Identify, in the records below, every line where the string "fine" appears, and copy each such line.

───── Supplied data ─────

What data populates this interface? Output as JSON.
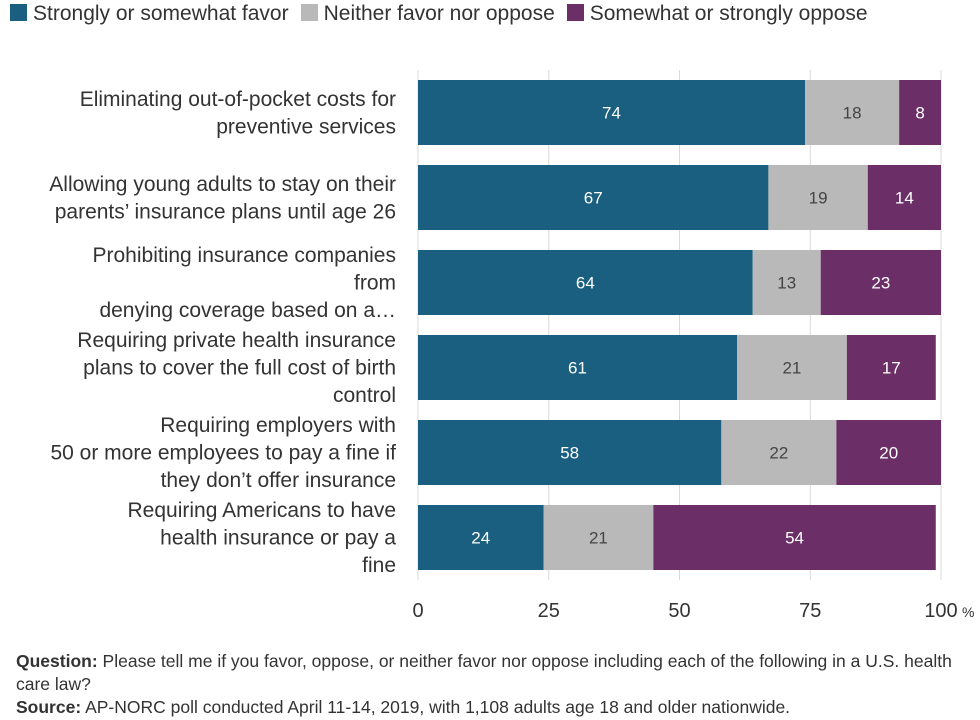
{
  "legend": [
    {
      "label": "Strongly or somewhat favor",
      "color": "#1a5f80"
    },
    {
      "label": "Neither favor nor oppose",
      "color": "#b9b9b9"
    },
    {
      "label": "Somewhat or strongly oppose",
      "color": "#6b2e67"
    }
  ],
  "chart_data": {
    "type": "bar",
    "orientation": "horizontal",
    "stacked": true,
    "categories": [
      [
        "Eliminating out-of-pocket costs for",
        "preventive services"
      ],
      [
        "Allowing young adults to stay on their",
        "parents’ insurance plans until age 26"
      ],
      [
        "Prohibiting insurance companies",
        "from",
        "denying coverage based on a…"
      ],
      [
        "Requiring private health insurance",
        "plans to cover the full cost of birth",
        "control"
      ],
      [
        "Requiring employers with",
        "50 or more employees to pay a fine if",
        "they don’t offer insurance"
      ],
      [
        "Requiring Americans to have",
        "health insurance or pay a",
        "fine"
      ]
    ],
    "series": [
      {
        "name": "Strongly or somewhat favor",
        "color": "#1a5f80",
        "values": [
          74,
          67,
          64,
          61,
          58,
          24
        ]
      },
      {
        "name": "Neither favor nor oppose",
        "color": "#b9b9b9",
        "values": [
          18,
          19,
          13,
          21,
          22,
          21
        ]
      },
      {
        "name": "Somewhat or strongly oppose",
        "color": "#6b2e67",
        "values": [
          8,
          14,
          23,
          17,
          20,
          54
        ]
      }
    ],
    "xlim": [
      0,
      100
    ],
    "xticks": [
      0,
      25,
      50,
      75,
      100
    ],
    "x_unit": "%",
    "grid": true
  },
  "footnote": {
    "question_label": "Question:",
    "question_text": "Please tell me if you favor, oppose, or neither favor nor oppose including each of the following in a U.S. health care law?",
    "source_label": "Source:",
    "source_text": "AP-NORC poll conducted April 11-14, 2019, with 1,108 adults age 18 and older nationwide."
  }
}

─────
───── Supplied data ─────

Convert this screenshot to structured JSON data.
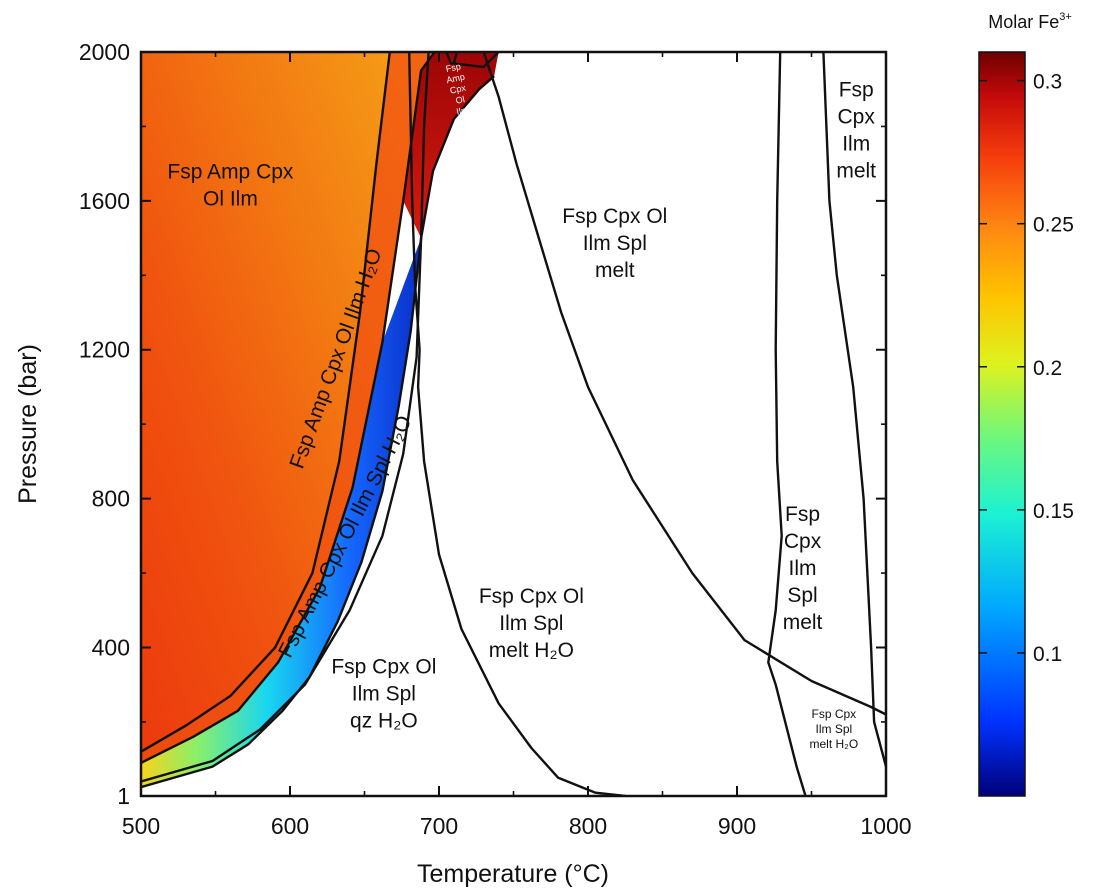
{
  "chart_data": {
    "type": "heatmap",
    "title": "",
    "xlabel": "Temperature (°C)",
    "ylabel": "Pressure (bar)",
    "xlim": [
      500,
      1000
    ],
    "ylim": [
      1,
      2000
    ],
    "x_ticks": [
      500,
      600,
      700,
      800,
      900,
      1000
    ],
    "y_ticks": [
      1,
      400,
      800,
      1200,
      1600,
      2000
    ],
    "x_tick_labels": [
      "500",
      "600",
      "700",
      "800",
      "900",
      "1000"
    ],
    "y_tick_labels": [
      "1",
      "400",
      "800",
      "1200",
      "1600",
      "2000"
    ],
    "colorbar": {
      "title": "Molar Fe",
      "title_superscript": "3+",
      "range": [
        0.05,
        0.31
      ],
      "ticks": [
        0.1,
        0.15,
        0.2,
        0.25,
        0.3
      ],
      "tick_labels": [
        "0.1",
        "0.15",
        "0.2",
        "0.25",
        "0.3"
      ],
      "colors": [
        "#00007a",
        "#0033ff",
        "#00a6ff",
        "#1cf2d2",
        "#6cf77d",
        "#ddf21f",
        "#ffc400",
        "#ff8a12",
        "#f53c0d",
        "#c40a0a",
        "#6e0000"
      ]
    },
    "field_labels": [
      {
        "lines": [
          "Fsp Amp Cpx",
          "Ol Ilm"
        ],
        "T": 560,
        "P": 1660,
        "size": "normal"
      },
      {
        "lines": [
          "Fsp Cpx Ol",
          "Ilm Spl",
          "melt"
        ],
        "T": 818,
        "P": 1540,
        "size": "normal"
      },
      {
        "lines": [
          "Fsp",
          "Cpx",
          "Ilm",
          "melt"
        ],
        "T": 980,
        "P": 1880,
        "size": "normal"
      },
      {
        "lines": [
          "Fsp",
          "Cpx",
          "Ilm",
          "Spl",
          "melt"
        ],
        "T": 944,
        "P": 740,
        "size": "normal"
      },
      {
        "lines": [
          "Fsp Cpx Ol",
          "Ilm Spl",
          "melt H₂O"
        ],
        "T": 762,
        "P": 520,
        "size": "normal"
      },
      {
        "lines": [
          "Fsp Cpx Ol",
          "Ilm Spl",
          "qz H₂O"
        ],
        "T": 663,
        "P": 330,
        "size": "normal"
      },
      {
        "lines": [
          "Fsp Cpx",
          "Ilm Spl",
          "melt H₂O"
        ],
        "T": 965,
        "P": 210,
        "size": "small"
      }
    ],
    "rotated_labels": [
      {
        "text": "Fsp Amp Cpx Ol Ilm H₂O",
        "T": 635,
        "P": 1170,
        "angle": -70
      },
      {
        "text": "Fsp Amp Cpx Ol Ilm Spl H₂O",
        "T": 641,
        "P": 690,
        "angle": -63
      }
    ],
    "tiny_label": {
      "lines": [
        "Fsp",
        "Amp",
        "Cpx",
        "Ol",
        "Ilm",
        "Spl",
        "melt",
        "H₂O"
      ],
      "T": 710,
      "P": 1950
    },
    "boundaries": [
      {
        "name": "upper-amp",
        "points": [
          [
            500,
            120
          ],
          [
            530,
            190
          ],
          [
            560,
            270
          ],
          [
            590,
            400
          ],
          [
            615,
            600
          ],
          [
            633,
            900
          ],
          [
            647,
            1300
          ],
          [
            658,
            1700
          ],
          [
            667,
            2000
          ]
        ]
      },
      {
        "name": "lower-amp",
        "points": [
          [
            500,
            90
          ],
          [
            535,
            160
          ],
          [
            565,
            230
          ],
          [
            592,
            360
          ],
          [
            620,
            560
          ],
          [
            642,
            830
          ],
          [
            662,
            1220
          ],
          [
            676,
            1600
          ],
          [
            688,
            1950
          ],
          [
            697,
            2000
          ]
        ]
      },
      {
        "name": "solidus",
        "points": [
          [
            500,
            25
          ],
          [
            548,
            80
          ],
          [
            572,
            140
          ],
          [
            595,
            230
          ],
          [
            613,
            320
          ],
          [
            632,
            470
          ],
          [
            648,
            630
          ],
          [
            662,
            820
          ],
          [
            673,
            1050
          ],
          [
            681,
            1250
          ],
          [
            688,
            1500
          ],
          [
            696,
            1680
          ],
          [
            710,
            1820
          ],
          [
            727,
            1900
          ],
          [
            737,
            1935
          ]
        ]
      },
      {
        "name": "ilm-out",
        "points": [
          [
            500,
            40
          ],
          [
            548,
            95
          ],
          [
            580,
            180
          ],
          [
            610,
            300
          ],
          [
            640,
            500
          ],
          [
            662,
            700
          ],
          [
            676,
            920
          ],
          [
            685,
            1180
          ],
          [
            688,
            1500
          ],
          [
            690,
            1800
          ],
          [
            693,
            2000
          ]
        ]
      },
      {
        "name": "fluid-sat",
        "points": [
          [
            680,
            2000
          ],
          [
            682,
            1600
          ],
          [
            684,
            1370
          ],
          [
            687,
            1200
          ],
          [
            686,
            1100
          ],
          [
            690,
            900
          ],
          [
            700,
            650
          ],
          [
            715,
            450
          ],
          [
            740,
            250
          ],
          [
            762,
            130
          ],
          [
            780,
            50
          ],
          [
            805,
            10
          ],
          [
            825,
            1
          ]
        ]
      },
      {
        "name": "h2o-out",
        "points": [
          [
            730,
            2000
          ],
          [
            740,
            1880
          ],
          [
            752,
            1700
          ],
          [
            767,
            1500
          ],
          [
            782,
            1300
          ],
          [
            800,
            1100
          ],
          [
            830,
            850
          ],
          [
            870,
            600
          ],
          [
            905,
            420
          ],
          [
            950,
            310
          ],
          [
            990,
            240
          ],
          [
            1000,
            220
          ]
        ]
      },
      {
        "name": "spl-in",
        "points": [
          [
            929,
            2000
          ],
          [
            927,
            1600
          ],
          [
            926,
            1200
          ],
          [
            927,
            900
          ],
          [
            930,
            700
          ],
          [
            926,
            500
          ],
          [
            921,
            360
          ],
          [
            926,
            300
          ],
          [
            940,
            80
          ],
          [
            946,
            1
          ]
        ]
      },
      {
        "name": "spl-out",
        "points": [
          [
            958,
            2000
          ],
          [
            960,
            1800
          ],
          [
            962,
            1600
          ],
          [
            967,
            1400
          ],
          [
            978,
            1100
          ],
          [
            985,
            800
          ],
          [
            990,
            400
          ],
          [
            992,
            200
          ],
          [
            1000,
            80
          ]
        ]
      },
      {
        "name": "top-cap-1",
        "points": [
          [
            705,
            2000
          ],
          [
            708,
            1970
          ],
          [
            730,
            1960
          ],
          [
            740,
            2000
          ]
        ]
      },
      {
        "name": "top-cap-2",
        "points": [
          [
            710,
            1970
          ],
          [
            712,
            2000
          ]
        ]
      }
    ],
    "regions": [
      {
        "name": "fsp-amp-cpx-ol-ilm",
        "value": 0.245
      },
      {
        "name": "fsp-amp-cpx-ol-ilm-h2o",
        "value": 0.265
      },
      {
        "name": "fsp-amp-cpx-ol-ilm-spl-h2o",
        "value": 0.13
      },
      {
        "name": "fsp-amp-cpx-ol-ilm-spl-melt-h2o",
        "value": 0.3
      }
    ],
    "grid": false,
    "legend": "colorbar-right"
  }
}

─────
───── Supplied data ─────

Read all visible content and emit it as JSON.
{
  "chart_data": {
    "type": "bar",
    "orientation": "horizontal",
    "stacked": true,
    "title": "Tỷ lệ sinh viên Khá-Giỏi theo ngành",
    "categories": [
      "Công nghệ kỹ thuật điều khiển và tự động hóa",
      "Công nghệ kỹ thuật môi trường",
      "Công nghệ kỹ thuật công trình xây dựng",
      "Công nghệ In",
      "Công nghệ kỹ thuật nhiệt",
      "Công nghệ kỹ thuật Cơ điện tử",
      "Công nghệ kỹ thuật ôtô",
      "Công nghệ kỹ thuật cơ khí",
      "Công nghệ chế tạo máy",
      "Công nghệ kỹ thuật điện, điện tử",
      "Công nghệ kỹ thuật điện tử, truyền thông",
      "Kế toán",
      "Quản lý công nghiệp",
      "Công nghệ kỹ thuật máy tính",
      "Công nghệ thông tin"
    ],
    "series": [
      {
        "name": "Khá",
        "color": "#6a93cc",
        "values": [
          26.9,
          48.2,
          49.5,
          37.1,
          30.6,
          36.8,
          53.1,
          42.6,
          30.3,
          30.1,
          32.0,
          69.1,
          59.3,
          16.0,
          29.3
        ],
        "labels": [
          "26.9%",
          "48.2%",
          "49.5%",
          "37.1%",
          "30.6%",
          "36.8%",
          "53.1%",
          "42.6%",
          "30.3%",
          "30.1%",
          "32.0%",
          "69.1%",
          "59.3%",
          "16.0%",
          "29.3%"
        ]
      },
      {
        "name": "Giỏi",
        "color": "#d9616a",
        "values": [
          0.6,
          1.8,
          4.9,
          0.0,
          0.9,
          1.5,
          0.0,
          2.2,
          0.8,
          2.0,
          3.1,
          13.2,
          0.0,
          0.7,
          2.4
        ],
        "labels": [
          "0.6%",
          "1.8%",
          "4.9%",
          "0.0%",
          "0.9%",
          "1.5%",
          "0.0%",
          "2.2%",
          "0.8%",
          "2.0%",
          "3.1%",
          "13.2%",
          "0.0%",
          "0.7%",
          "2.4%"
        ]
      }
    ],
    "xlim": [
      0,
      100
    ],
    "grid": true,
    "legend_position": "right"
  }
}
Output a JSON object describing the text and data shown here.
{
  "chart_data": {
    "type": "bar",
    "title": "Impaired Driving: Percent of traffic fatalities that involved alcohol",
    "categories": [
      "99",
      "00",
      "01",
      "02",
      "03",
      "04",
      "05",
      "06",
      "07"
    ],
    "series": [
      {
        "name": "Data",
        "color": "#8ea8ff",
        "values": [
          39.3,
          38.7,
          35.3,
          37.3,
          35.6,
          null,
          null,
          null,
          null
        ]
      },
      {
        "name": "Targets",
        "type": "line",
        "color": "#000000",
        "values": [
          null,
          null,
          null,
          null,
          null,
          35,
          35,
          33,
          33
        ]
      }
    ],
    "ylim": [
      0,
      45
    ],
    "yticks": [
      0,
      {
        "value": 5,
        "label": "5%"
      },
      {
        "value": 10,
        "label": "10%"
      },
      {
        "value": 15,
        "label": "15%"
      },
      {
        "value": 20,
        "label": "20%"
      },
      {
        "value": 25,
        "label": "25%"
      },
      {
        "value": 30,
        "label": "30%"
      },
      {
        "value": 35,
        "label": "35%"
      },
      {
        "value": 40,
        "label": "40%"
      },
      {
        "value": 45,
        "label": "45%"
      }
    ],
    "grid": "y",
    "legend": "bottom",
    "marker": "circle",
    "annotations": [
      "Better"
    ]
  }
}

─────

§ **The reply**
        "50 or more employees to pay a fine if",
        "fine"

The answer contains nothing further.